__What you have to do__. Quote every line of the material beneath this one.

__Dataset records__.
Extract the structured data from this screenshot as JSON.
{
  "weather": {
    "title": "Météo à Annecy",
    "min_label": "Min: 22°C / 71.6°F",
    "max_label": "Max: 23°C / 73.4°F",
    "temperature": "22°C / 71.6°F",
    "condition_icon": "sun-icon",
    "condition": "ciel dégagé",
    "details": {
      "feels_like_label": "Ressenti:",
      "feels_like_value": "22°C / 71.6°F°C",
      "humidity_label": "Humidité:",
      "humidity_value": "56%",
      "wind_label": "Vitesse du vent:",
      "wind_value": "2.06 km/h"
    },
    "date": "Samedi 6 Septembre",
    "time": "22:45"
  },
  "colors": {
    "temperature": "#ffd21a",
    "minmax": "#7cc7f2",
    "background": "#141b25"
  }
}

__Answer below__.
Extract the structured data from this screenshot as JSON.
{
  "weather": {
    "title": "Météo à Annecy",
    "min_label": "Min: 22°C / 71.6°F",
    "max_label": "Max: 23°C / 73.4°F",
    "temperature": "22°C / 71.6°F",
    "condition_icon": "sun-icon",
    "condition": "ciel dégagé",
    "details": {
      "feels_like_label": "Ressenti:",
      "feels_like_value": "22°C / 71.6°F°C",
      "humidity_label": "Humidité:",
      "humidity_value": "56%",
      "wind_label": "Vitesse du vent:",
      "wind_value": "2.06 km/h"
    },
    "date": "Samedi 6 Septembre",
    "time": "22:45"
  },
  "colors": {
    "temperature": "#ffd21a",
    "minmax": "#7cc7f2",
    "background": "#141b25"
  }
}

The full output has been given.